→ What you have to do
Find the lines with the string "Association" and return them.

→ Provided records
** BEGIN **

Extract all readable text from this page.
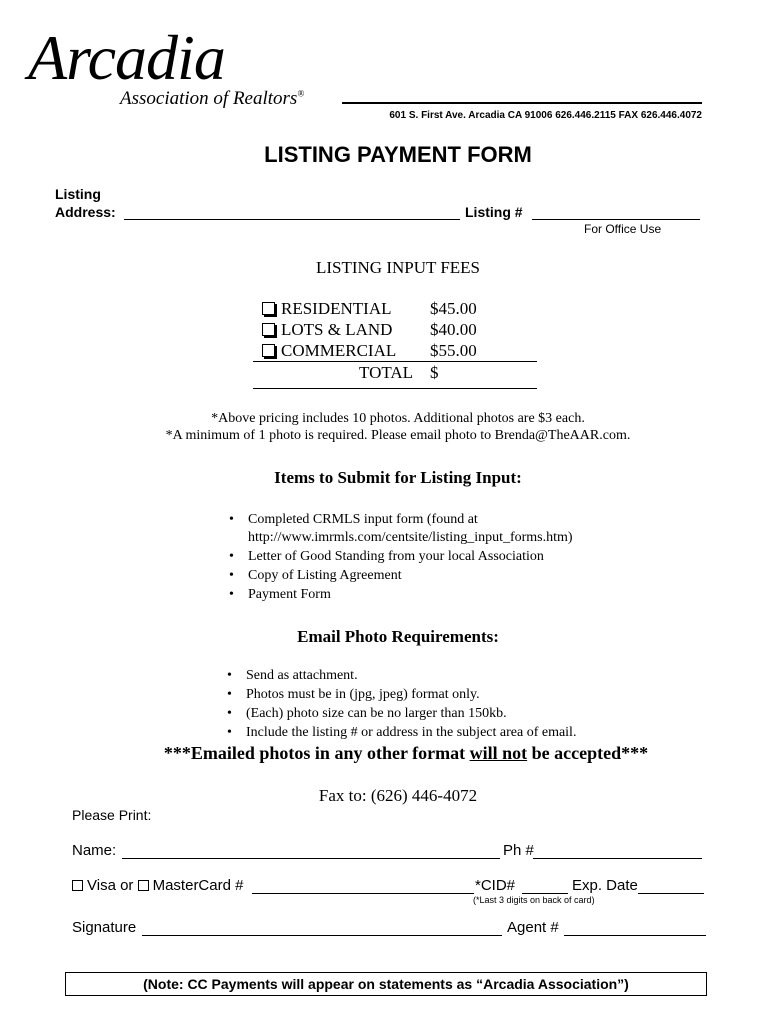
Arcadia
Association of Realtors®
601 S. First Ave. Arcadia CA 91006 626.446.2115 FAX 626.446.4072
LISTING PAYMENT FORM
Listing
Address:	Listing #
For Office Use
LISTING INPUT FEES
RESIDENTIAL $45.00
LOTS & LAND $40.00
COMMERCIAL $55.00
TOTAL $
*Above pricing includes 10 photos. Additional photos are $3 each.
*A minimum of 1 photo is required. Please email photo to Brenda@TheAAR.com.
Items to Submit for Listing Input:
• Completed CRMLS input form (found at
http://www.imrmls.com/centsite/listing_input_forms.htm)
• Letter of Good Standing from your local Association
• Copy of Listing Agreement
• Payment Form
Email Photo Requirements:
• Send as attachment.
• Photos must be in (jpg, jpeg) format only.
• (Each) photo size can be no larger than 150kb.
• Include the listing # or address in the subject area of email.
***Emailed photos in any other format will not be accepted***
Fax to: (626) 446-4072
Please Print:
Name:	Ph #
Visa or MasterCard #	*CID#	Exp. Date
(*Last 3 digits on back of card)
Signature	Agent #
(Note: CC Payments will appear on statements as “Arcadia Association”)
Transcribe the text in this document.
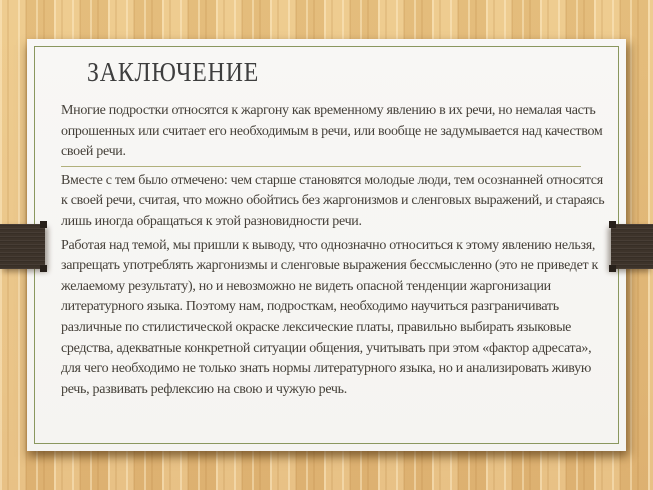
ЗАКЛЮЧЕНИЕ

Многие подростки относятся к жаргону как временному явлению в их речи, но немалая часть опрошенных или считает его необходимым в речи, или вообще не задумывается над качеством своей речи.

Вместе с тем было отмечено: чем старше становятся молодые люди, тем осознанней относятся к своей речи, считая, что можно обойтись без жаргонизмов и сленговых выражений, и стараясь лишь иногда обращаться к этой разновидности речи.

Работая над темой, мы пришли к выводу, что однозначно относиться к этому явлению нельзя, запрещать употреблять жаргонизмы и сленговые выражения бессмысленно (это не приведет к желаемому результату), но и невозможно не видеть опасной тенденции жаргонизации литературного языка. Поэтому нам, подросткам, необходимо научиться разграничивать различные по стилистической окраске лексические платы, правильно выбирать языковые средства, адекватные конкретной ситуации общения, учитывать при этом «фактор адресата», для чего необходимо не только знать нормы литературного языка, но и анализировать живую речь, развивать рефлексию на свою и чужую речь.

** END **

→ Answer in full
Association of Realtors®
• Letter of Good Standing from your local Association
(Note: CC Payments will appear on statements as “Arcadia Association”)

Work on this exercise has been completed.